• DO THIS:
Pull out every line below that contains the word "screenshot".

• DATA TO USE:

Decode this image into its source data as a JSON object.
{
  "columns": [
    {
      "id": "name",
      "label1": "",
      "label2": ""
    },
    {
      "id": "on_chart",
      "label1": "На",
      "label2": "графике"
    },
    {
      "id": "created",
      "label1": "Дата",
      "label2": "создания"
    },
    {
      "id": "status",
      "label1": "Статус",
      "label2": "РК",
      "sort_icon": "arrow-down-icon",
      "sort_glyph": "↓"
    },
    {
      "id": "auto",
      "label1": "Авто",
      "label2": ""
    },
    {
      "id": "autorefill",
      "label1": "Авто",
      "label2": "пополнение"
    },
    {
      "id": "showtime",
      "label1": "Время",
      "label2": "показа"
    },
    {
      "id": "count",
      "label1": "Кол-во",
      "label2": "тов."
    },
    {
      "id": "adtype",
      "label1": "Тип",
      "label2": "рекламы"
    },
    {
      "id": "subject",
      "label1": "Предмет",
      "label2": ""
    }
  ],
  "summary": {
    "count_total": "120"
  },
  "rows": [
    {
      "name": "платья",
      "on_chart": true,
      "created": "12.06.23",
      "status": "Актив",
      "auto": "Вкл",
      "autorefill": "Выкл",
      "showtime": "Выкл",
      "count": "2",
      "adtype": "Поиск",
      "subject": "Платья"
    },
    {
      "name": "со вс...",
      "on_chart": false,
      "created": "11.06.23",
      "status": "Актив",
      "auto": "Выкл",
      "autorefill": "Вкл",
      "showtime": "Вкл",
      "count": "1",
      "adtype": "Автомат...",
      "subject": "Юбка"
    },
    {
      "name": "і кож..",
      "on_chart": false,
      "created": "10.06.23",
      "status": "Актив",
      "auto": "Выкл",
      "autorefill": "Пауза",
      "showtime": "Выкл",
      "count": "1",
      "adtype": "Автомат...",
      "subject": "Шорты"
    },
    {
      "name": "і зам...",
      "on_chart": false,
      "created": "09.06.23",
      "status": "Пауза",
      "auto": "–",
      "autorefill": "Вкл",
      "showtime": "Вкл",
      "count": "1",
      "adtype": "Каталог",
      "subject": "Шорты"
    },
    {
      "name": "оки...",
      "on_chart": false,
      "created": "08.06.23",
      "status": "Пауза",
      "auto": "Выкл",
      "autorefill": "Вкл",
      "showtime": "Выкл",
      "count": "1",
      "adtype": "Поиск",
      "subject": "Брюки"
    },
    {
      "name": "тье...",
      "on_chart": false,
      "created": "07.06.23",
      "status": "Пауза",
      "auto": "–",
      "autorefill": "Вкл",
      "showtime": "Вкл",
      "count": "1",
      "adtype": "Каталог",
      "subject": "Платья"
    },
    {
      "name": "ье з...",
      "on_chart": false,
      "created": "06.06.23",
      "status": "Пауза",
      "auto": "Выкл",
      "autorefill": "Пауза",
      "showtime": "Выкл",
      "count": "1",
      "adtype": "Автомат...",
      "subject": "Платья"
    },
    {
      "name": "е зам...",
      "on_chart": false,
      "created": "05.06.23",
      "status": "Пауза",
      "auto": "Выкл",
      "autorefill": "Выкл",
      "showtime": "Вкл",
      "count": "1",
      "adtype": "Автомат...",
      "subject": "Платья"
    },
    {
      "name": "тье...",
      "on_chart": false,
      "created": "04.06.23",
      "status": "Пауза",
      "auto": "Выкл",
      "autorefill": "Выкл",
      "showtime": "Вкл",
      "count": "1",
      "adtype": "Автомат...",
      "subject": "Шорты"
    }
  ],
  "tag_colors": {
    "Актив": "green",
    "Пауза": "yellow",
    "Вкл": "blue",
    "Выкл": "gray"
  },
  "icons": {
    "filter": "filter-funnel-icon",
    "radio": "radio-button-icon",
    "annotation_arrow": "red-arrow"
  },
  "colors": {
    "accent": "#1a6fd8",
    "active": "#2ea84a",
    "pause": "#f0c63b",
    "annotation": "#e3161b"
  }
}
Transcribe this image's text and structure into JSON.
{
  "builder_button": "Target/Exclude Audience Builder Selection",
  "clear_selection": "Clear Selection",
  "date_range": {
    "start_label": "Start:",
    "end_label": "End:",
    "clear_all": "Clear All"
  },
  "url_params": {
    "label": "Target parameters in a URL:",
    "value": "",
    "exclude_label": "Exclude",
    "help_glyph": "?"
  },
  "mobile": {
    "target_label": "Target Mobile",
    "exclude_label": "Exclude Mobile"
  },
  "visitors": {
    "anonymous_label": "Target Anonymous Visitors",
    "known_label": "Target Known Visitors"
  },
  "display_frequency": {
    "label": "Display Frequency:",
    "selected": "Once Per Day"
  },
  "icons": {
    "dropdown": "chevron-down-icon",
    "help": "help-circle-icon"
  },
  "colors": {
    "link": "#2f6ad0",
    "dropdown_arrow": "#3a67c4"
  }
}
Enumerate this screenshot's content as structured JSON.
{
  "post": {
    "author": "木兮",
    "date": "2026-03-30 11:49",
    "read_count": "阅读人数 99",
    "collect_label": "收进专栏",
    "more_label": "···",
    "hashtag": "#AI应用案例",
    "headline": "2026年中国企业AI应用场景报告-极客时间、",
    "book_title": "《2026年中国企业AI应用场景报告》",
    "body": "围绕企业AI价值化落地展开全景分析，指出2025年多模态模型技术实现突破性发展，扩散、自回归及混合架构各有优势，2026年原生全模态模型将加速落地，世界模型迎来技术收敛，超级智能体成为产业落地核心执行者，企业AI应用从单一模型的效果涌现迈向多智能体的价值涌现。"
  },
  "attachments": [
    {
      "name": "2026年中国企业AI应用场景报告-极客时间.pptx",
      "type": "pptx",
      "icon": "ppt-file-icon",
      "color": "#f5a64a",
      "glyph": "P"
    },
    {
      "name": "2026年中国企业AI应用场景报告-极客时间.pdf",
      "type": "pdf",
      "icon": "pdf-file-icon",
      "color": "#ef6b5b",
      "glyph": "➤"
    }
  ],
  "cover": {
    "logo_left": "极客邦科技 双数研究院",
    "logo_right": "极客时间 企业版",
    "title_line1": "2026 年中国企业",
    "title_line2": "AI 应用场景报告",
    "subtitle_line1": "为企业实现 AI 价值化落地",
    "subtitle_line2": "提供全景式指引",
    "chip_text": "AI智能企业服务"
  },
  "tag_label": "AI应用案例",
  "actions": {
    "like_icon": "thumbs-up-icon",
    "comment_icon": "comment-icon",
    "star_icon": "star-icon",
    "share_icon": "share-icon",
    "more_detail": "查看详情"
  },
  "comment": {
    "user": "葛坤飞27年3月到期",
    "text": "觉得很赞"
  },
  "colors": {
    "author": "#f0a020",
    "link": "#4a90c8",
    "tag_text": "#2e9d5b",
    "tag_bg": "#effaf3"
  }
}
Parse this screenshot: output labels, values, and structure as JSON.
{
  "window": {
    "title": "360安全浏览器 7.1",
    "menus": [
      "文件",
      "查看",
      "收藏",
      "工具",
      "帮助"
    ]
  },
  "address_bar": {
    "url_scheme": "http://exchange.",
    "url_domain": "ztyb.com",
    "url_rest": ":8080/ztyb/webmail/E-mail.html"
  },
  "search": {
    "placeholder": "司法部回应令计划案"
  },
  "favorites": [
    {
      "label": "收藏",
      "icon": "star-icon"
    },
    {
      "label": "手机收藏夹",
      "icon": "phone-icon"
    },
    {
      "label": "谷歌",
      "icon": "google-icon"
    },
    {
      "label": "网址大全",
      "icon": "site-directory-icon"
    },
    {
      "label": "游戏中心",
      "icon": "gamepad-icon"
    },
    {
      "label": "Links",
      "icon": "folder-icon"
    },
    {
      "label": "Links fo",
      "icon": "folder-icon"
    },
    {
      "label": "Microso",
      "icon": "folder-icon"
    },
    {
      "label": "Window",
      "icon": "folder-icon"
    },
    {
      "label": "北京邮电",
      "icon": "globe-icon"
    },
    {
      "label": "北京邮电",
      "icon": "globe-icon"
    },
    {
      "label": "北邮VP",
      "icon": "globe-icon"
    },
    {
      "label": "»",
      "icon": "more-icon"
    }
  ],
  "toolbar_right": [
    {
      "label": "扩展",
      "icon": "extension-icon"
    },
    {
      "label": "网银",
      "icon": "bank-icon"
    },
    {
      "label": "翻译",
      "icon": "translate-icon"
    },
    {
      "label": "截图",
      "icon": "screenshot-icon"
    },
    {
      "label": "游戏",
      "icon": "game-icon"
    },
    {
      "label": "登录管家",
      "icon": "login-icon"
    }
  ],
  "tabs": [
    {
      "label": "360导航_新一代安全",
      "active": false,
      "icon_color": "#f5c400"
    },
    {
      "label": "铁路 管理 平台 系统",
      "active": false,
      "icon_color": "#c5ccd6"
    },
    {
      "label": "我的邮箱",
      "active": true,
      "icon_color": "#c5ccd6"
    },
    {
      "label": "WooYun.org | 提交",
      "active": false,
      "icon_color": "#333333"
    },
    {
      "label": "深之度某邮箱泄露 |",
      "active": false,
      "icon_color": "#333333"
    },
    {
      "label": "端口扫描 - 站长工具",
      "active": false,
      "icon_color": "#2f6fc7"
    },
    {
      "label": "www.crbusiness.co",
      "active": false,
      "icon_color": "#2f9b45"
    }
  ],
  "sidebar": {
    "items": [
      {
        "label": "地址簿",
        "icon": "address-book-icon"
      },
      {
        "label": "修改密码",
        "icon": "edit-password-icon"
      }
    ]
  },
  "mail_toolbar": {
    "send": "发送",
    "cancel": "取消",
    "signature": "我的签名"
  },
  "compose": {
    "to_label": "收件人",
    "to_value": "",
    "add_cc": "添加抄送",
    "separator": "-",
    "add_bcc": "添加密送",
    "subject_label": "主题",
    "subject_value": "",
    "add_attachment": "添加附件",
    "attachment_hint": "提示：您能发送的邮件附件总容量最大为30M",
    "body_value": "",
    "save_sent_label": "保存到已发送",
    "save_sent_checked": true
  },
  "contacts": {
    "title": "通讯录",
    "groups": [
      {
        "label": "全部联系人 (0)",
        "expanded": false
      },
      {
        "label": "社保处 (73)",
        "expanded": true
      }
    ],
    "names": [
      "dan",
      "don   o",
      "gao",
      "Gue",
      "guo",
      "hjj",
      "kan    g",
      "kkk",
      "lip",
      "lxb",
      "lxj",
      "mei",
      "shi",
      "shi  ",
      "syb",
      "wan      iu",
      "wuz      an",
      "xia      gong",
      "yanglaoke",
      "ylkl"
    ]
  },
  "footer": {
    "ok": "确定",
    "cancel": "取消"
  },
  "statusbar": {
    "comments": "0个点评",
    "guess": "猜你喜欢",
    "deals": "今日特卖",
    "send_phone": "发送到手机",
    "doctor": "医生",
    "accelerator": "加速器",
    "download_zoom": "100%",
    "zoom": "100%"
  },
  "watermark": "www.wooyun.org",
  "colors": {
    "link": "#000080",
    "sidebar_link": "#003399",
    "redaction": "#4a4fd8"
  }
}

• RESPONSE TO THE EXERCISE:
Enumerate this screenshot's content as structured JSON.
Parse this screenshot: output labels, values, and structure as JSON.
      "icon": "screenshot-icon"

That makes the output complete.